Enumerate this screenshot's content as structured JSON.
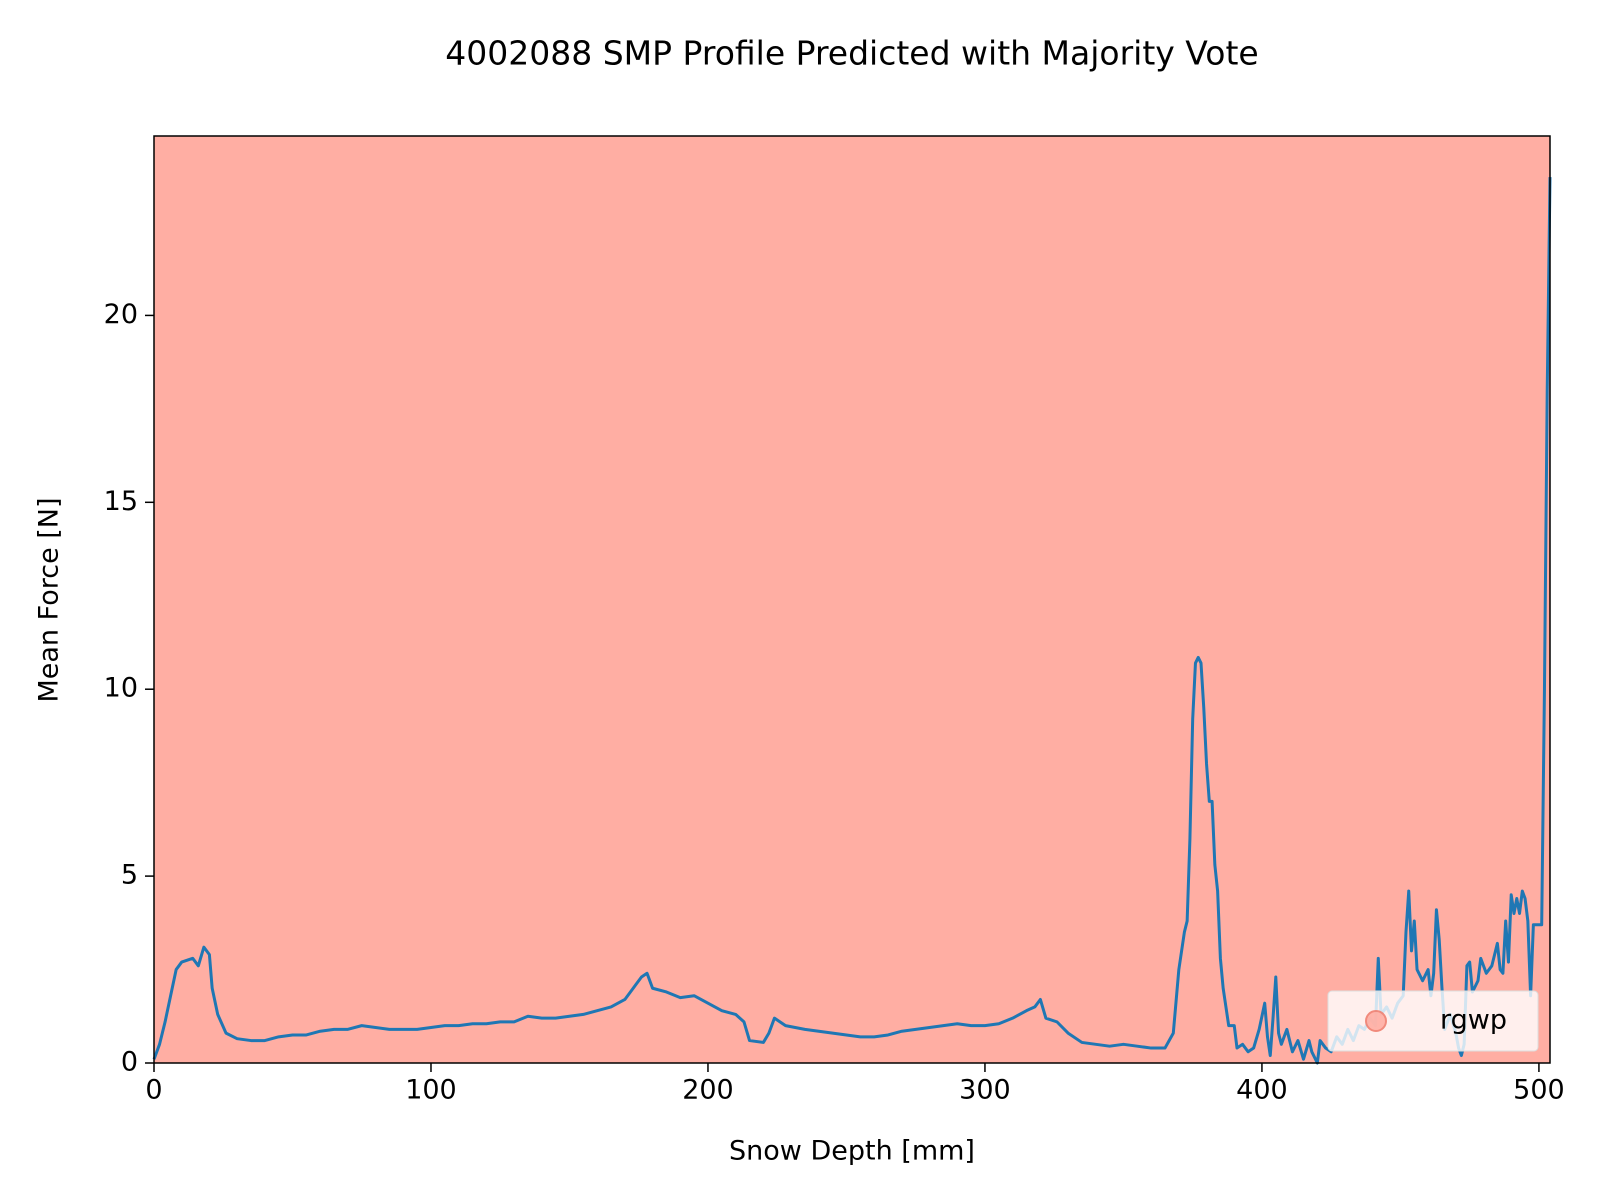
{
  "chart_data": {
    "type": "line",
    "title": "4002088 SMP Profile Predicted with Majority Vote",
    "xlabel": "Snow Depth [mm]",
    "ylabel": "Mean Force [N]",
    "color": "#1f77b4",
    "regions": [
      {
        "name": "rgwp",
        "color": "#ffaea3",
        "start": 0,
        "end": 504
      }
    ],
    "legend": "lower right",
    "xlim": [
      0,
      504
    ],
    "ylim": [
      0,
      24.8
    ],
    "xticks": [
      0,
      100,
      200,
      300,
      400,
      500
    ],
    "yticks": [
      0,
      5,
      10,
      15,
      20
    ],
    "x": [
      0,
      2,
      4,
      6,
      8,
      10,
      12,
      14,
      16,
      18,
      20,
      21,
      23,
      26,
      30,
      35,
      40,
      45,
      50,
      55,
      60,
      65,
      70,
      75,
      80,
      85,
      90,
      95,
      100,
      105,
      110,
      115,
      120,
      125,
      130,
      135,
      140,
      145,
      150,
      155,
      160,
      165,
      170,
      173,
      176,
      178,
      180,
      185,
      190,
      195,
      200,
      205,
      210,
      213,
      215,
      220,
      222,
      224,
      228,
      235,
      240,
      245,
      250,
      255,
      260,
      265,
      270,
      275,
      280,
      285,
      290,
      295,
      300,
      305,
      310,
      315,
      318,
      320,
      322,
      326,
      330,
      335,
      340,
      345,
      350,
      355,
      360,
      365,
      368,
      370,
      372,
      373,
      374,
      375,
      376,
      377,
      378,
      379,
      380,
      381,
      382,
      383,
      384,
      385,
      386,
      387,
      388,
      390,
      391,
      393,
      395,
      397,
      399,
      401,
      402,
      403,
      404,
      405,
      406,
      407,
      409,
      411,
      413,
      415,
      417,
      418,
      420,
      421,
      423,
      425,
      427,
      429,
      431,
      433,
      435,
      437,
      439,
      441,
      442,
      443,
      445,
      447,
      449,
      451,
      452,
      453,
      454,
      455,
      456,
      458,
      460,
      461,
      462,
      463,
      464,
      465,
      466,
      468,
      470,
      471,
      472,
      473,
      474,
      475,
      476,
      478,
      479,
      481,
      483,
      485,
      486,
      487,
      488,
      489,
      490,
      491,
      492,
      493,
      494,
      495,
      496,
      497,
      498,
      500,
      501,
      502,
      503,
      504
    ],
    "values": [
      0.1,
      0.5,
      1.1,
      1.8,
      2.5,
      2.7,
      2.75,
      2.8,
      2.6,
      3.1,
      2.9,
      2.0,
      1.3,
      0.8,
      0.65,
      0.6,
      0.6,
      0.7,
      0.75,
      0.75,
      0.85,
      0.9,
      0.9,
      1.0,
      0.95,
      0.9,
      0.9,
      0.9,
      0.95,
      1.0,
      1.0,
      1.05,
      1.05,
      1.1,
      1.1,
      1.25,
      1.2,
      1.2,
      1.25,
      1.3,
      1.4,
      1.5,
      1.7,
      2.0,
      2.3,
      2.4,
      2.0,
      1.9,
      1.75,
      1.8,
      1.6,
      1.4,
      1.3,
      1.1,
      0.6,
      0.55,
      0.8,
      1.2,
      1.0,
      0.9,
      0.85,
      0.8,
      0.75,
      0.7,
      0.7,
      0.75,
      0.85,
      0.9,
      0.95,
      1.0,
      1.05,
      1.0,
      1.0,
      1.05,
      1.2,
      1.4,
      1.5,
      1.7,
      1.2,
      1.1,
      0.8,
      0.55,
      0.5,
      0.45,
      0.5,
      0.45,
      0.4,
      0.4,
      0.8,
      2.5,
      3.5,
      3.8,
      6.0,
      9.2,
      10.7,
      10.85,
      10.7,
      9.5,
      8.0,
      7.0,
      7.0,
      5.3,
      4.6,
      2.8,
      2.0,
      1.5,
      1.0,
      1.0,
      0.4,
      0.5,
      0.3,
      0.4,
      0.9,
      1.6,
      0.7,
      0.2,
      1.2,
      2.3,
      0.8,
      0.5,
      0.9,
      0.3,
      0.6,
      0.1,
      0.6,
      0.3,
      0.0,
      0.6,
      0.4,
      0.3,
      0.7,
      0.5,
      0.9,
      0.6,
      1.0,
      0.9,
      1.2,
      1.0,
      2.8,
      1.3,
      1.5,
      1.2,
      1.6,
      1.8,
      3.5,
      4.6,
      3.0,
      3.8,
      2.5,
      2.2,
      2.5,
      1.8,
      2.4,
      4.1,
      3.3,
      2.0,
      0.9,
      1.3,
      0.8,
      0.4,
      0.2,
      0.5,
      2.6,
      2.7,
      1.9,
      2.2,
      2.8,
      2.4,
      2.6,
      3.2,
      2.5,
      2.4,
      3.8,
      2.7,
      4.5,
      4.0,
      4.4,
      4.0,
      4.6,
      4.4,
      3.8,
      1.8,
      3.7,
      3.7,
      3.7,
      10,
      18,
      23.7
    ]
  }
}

WHAT YOU WILL DO
Your copy of the data should match it exactly, except that pictures are left out.

SOLUTION TO THIS TASK
Enumerate this screenshot's content as structured JSON.
{
  "chart_data": {
    "type": "line",
    "title": "4002088 SMP Profile Predicted with Majority Vote",
    "xlabel": "Snow Depth [mm]",
    "ylabel": "Mean Force [N]",
    "color": "#1f77b4",
    "regions": [
      {
        "name": "rgwp",
        "color": "#ffaea3",
        "start": 0,
        "end": 504
      }
    ],
    "legend": "lower right",
    "xlim": [
      0,
      504
    ],
    "ylim": [
      0,
      24.8
    ],
    "xticks": [
      0,
      100,
      200,
      300,
      400,
      500
    ],
    "yticks": [
      0,
      5,
      10,
      15,
      20
    ],
    "x": [
      0,
      2,
      4,
      6,
      8,
      10,
      12,
      14,
      16,
      18,
      20,
      21,
      23,
      26,
      30,
      35,
      40,
      45,
      50,
      55,
      60,
      65,
      70,
      75,
      80,
      85,
      90,
      95,
      100,
      105,
      110,
      115,
      120,
      125,
      130,
      135,
      140,
      145,
      150,
      155,
      160,
      165,
      170,
      173,
      176,
      178,
      180,
      185,
      190,
      195,
      200,
      205,
      210,
      213,
      215,
      220,
      222,
      224,
      228,
      235,
      240,
      245,
      250,
      255,
      260,
      265,
      270,
      275,
      280,
      285,
      290,
      295,
      300,
      305,
      310,
      315,
      318,
      320,
      322,
      326,
      330,
      335,
      340,
      345,
      350,
      355,
      360,
      365,
      368,
      370,
      372,
      373,
      374,
      375,
      376,
      377,
      378,
      379,
      380,
      381,
      382,
      383,
      384,
      385,
      386,
      387,
      388,
      390,
      391,
      393,
      395,
      397,
      399,
      401,
      402,
      403,
      404,
      405,
      406,
      407,
      409,
      411,
      413,
      415,
      417,
      418,
      420,
      421,
      423,
      425,
      427,
      429,
      431,
      433,
      435,
      437,
      439,
      441,
      442,
      443,
      445,
      447,
      449,
      451,
      452,
      453,
      454,
      455,
      456,
      458,
      460,
      461,
      462,
      463,
      464,
      465,
      466,
      468,
      470,
      471,
      472,
      473,
      474,
      475,
      476,
      478,
      479,
      481,
      483,
      485,
      486,
      487,
      488,
      489,
      490,
      491,
      492,
      493,
      494,
      495,
      496,
      497,
      498,
      500,
      501,
      502,
      503,
      504
    ],
    "values": [
      0.1,
      0.5,
      1.1,
      1.8,
      2.5,
      2.7,
      2.75,
      2.8,
      2.6,
      3.1,
      2.9,
      2.0,
      1.3,
      0.8,
      0.65,
      0.6,
      0.6,
      0.7,
      0.75,
      0.75,
      0.85,
      0.9,
      0.9,
      1.0,
      0.95,
      0.9,
      0.9,
      0.9,
      0.95,
      1.0,
      1.0,
      1.05,
      1.05,
      1.1,
      1.1,
      1.25,
      1.2,
      1.2,
      1.25,
      1.3,
      1.4,
      1.5,
      1.7,
      2.0,
      2.3,
      2.4,
      2.0,
      1.9,
      1.75,
      1.8,
      1.6,
      1.4,
      1.3,
      1.1,
      0.6,
      0.55,
      0.8,
      1.2,
      1.0,
      0.9,
      0.85,
      0.8,
      0.75,
      0.7,
      0.7,
      0.75,
      0.85,
      0.9,
      0.95,
      1.0,
      1.05,
      1.0,
      1.0,
      1.05,
      1.2,
      1.4,
      1.5,
      1.7,
      1.2,
      1.1,
      0.8,
      0.55,
      0.5,
      0.45,
      0.5,
      0.45,
      0.4,
      0.4,
      0.8,
      2.5,
      3.5,
      3.8,
      6.0,
      9.2,
      10.7,
      10.85,
      10.7,
      9.5,
      8.0,
      7.0,
      7.0,
      5.3,
      4.6,
      2.8,
      2.0,
      1.5,
      1.0,
      1.0,
      0.4,
      0.5,
      0.3,
      0.4,
      0.9,
      1.6,
      0.7,
      0.2,
      1.2,
      2.3,
      0.8,
      0.5,
      0.9,
      0.3,
      0.6,
      0.1,
      0.6,
      0.3,
      0.0,
      0.6,
      0.4,
      0.3,
      0.7,
      0.5,
      0.9,
      0.6,
      1.0,
      0.9,
      1.2,
      1.0,
      2.8,
      1.3,
      1.5,
      1.2,
      1.6,
      1.8,
      3.5,
      4.6,
      3.0,
      3.8,
      2.5,
      2.2,
      2.5,
      1.8,
      2.4,
      4.1,
      3.3,
      2.0,
      0.9,
      1.3,
      0.8,
      0.4,
      0.2,
      0.5,
      2.6,
      2.7,
      1.9,
      2.2,
      2.8,
      2.4,
      2.6,
      3.2,
      2.5,
      2.4,
      3.8,
      2.7,
      4.5,
      4.0,
      4.4,
      4.0,
      4.6,
      4.4,
      3.8,
      1.8,
      3.7,
      3.7,
      3.7,
      10,
      18,
      23.7
    ]
  }
}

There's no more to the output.